### Your task:
Return each line of the listing below, unchanged, and omit the images.

Dataset listings of figures:
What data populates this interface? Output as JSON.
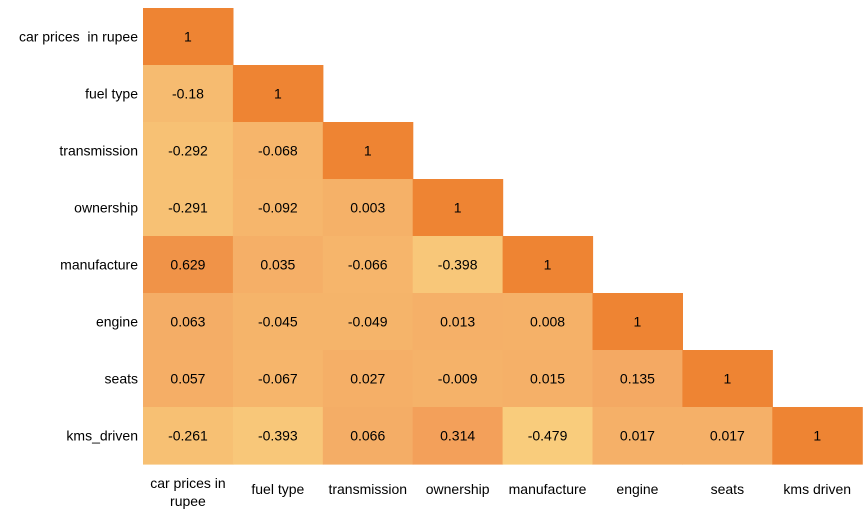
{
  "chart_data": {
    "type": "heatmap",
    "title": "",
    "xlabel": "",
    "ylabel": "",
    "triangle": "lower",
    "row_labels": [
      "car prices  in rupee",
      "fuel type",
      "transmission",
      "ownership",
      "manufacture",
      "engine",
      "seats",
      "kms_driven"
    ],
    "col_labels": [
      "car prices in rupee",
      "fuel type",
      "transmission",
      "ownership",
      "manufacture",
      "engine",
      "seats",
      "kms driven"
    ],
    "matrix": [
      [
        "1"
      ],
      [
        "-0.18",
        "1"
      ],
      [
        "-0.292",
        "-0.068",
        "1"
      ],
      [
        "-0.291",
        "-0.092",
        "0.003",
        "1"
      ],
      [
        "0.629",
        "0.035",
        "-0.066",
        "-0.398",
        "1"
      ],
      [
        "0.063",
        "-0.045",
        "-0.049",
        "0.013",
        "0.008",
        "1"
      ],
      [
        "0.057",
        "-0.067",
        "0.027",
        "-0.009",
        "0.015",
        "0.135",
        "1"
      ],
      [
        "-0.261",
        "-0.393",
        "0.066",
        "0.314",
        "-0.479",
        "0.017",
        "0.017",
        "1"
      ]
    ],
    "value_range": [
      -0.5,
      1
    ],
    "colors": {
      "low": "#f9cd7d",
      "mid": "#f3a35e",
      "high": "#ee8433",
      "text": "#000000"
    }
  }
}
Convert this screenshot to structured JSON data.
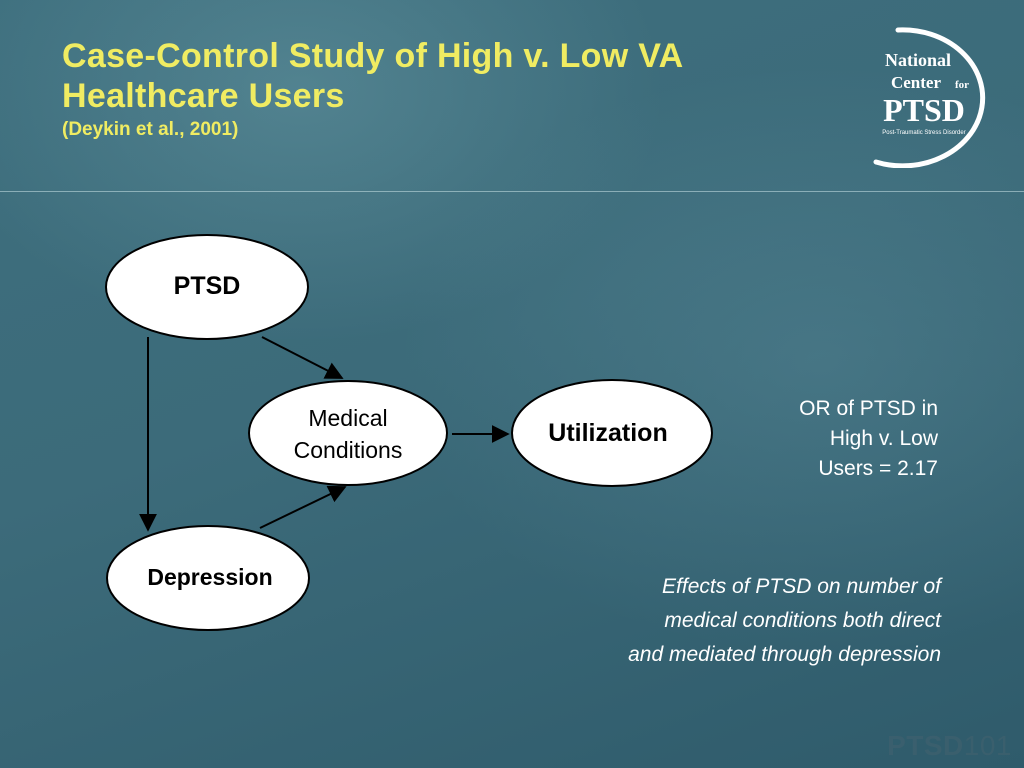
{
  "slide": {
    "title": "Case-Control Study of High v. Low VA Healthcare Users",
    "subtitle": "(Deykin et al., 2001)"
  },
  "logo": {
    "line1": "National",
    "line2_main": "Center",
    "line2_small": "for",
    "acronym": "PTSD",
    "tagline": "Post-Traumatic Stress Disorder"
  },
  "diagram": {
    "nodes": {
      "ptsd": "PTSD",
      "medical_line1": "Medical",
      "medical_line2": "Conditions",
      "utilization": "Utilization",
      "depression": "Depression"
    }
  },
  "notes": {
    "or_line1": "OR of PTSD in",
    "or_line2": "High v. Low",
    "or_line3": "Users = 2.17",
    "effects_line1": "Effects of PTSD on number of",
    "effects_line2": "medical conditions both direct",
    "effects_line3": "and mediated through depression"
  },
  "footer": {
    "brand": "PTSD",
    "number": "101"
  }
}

### The output:
What data populates this interface? Output as JSON.
{
  "chart_data": {
    "type": "heatmap",
    "title": "",
    "xlabel": "",
    "ylabel": "",
    "triangle": "lower",
    "row_labels": [
      "car prices  in rupee",
      "fuel type",
      "transmission",
      "ownership",
      "manufacture",
      "engine",
      "seats",
      "kms_driven"
    ],
    "col_labels": [
      "car prices in rupee",
      "fuel type",
      "transmission",
      "ownership",
      "manufacture",
      "engine",
      "seats",
      "kms driven"
    ],
    "matrix": [
      [
        "1"
      ],
      [
        "-0.18",
        "1"
      ],
      [
        "-0.292",
        "-0.068",
        "1"
      ],
      [
        "-0.291",
        "-0.092",
        "0.003",
        "1"
      ],
      [
        "0.629",
        "0.035",
        "-0.066",
        "-0.398",
        "1"
      ],
      [
        "0.063",
        "-0.045",
        "-0.049",
        "0.013",
        "0.008",
        "1"
      ],
      [
        "0.057",
        "-0.067",
        "0.027",
        "-0.009",
        "0.015",
        "0.135",
        "1"
      ],
      [
        "-0.261",
        "-0.393",
        "0.066",
        "0.314",
        "-0.479",
        "0.017",
        "0.017",
        "1"
      ]
    ],
    "value_range": [
      -0.5,
      1
    ],
    "colors": {
      "low": "#f9cd7d",
      "mid": "#f3a35e",
      "high": "#ee8433",
      "text": "#000000"
    }
  }
}
Convert this screenshot to structured JSON data.
{
  "slide": {
    "title": "Case-Control Study of High v. Low VA Healthcare Users",
    "subtitle": "(Deykin et al., 2001)"
  },
  "logo": {
    "line1": "National",
    "line2_main": "Center",
    "line2_small": "for",
    "acronym": "PTSD",
    "tagline": "Post-Traumatic Stress Disorder"
  },
  "diagram": {
    "nodes": {
      "ptsd": "PTSD",
      "medical_line1": "Medical",
      "medical_line2": "Conditions",
      "utilization": "Utilization",
      "depression": "Depression"
    }
  },
  "notes": {
    "or_line1": "OR of PTSD in",
    "or_line2": "High v. Low",
    "or_line3": "Users = 2.17",
    "effects_line1": "Effects of PTSD on number of",
    "effects_line2": "medical conditions both direct",
    "effects_line3": "and mediated through depression"
  },
  "footer": {
    "brand": "PTSD",
    "number": "101"
  }
}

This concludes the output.